### RECORDS SHOWN

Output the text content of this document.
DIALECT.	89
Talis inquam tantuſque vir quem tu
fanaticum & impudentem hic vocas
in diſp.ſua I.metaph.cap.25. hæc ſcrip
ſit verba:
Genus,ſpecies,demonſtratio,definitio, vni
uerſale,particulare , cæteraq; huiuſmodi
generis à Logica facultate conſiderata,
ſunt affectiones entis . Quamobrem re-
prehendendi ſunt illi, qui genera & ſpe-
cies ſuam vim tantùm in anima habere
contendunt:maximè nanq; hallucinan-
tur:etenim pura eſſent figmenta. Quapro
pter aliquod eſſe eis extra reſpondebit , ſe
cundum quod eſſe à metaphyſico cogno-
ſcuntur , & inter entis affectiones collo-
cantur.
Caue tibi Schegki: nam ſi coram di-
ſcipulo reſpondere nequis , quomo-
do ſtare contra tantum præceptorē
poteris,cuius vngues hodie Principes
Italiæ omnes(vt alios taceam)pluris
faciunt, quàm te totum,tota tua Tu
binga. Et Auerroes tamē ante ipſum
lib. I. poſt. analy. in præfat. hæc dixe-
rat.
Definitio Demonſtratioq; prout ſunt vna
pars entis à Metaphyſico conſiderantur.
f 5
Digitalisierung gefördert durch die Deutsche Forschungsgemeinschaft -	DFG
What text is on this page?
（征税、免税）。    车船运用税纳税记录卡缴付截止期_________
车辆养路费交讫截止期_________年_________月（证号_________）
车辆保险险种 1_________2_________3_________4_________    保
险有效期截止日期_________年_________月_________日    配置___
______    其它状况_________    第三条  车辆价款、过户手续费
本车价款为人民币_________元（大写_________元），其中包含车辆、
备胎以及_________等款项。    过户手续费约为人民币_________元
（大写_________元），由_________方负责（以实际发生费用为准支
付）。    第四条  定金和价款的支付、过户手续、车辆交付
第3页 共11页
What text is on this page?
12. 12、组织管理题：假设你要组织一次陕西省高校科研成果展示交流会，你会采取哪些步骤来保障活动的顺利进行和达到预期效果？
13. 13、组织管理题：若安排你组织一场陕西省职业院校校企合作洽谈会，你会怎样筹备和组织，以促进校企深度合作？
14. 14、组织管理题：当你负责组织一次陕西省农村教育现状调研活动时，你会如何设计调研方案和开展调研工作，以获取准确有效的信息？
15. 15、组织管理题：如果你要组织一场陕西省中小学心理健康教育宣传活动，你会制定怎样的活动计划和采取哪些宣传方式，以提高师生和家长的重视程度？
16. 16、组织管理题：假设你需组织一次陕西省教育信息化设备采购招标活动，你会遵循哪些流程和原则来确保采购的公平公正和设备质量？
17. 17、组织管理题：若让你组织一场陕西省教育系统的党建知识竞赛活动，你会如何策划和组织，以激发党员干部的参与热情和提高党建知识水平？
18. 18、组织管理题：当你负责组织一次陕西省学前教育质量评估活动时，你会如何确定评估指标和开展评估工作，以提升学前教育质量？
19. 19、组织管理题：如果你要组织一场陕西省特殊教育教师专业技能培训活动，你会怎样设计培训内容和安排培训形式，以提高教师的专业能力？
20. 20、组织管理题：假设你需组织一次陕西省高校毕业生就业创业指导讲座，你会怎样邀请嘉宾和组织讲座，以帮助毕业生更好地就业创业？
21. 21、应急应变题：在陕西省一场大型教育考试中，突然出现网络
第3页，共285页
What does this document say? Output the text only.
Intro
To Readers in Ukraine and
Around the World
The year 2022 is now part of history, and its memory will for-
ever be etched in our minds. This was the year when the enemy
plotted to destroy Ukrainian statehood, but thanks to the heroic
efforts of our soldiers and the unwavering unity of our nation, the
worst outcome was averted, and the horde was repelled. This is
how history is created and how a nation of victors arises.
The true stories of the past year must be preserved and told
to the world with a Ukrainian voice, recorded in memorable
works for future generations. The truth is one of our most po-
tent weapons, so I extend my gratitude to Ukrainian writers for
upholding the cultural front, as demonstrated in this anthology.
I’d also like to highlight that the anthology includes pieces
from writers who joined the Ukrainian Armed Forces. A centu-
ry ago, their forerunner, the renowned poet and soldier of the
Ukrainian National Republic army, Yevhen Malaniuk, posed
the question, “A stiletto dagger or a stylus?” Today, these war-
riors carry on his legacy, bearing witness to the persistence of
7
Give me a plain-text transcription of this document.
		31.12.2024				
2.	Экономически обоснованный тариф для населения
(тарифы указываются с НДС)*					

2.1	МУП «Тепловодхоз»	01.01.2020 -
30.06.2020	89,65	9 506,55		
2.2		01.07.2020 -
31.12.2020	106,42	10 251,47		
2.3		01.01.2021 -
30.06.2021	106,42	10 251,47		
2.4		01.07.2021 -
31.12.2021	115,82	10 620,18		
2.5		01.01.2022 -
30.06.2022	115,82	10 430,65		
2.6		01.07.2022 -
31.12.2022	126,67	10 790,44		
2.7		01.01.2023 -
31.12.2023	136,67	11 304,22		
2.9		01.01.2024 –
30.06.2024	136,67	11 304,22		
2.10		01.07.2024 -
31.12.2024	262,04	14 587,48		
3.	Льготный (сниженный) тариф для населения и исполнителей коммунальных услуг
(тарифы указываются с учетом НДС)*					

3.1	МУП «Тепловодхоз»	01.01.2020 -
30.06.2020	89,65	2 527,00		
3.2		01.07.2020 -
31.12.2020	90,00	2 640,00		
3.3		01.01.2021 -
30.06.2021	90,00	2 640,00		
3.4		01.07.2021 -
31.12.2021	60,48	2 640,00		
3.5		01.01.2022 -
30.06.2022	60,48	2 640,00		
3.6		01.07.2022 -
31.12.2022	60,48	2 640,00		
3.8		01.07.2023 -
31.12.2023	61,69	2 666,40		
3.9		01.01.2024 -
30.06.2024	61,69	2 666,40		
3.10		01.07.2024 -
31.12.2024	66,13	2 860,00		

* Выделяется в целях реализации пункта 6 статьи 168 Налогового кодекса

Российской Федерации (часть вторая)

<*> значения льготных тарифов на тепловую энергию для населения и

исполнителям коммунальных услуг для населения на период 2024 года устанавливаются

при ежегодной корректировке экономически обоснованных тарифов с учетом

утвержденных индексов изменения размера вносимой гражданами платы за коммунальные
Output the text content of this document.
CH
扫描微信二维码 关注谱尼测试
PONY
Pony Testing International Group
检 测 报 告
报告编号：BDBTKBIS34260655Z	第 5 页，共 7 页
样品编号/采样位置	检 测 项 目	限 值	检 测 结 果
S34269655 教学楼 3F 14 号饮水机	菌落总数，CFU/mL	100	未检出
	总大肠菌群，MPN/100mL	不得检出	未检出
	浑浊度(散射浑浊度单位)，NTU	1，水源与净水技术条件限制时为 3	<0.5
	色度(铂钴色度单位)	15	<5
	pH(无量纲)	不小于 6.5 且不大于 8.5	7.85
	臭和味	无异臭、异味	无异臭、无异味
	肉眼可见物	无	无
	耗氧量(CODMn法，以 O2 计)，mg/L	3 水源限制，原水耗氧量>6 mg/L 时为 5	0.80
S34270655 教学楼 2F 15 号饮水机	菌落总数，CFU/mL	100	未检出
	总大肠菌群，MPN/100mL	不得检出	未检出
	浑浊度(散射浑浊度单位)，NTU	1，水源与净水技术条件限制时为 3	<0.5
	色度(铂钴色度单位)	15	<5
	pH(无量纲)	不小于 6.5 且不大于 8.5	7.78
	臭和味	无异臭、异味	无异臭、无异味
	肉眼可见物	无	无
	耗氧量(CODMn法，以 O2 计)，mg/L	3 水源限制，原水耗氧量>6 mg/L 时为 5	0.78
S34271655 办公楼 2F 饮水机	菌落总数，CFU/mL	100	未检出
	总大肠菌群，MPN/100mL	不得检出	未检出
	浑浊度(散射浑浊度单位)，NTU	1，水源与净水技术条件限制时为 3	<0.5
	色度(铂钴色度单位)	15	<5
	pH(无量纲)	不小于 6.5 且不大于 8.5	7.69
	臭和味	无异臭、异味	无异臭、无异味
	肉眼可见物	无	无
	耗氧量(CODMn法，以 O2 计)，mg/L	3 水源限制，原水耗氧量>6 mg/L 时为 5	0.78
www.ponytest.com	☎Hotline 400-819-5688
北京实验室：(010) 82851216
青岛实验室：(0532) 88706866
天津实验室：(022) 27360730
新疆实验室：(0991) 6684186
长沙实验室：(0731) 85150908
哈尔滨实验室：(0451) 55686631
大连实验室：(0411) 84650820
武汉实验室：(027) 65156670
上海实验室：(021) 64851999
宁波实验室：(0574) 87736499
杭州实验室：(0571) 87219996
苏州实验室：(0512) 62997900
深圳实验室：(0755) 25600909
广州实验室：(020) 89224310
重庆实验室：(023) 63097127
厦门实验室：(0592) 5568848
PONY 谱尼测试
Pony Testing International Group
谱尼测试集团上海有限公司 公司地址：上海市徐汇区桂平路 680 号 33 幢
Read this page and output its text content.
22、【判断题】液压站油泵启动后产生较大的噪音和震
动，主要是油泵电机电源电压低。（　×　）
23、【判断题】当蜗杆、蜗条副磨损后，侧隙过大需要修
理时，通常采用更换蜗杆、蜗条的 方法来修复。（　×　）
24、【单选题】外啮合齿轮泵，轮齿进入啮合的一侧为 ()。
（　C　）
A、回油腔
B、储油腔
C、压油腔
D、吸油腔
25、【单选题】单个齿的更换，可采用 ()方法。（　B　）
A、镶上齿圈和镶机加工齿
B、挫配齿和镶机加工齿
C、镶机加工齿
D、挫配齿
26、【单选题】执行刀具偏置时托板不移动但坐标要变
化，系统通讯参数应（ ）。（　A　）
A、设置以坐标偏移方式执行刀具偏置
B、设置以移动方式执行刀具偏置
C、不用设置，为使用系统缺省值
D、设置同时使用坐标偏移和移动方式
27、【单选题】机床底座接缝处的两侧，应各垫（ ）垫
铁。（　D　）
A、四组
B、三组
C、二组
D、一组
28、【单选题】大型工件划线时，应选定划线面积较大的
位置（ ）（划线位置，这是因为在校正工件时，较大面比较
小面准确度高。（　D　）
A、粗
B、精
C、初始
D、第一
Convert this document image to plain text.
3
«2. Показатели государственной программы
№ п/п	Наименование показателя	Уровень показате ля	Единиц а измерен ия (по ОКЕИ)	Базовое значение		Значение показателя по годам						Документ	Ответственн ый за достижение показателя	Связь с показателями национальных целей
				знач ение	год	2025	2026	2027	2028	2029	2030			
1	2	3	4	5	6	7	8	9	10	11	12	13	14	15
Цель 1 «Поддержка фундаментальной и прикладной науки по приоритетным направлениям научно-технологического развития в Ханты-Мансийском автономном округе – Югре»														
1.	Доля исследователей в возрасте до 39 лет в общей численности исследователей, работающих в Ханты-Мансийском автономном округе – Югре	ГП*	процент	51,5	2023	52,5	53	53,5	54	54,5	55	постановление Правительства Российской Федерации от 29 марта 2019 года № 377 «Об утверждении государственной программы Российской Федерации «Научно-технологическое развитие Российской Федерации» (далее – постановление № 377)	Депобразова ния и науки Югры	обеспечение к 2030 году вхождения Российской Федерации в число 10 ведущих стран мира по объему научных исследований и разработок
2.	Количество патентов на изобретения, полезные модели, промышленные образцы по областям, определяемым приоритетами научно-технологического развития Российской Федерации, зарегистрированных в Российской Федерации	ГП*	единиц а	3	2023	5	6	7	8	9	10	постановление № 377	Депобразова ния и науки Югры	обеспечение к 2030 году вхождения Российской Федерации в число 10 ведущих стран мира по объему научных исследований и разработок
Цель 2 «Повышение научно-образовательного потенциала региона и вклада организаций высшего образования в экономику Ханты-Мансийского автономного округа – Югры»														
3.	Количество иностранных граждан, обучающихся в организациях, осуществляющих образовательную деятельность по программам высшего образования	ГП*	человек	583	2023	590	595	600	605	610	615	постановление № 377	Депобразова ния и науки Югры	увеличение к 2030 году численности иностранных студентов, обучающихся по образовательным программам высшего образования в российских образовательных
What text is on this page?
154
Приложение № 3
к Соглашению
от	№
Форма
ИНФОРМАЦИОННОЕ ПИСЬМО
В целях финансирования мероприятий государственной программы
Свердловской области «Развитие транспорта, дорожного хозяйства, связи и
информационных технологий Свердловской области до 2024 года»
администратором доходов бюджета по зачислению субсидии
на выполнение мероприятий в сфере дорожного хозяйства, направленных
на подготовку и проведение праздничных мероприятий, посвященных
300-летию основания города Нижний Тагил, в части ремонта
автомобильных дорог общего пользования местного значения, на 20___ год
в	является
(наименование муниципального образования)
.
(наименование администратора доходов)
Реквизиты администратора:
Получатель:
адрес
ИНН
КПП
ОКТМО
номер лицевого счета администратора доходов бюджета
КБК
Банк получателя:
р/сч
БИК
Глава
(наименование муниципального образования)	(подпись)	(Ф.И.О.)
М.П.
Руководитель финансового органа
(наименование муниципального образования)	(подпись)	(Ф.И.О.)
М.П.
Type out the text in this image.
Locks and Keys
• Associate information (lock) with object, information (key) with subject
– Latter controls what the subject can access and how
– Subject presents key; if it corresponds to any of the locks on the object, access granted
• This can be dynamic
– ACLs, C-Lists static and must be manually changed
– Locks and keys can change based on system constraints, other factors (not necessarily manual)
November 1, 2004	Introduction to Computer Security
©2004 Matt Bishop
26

### WORK REQUIRED
Find each line holding "writers". Copy it out.

### REPLY
tent weapons, so I extend my gratitude to Ukrainian writers for
from writers who joined the Ukrainian Armed Forces. A centu-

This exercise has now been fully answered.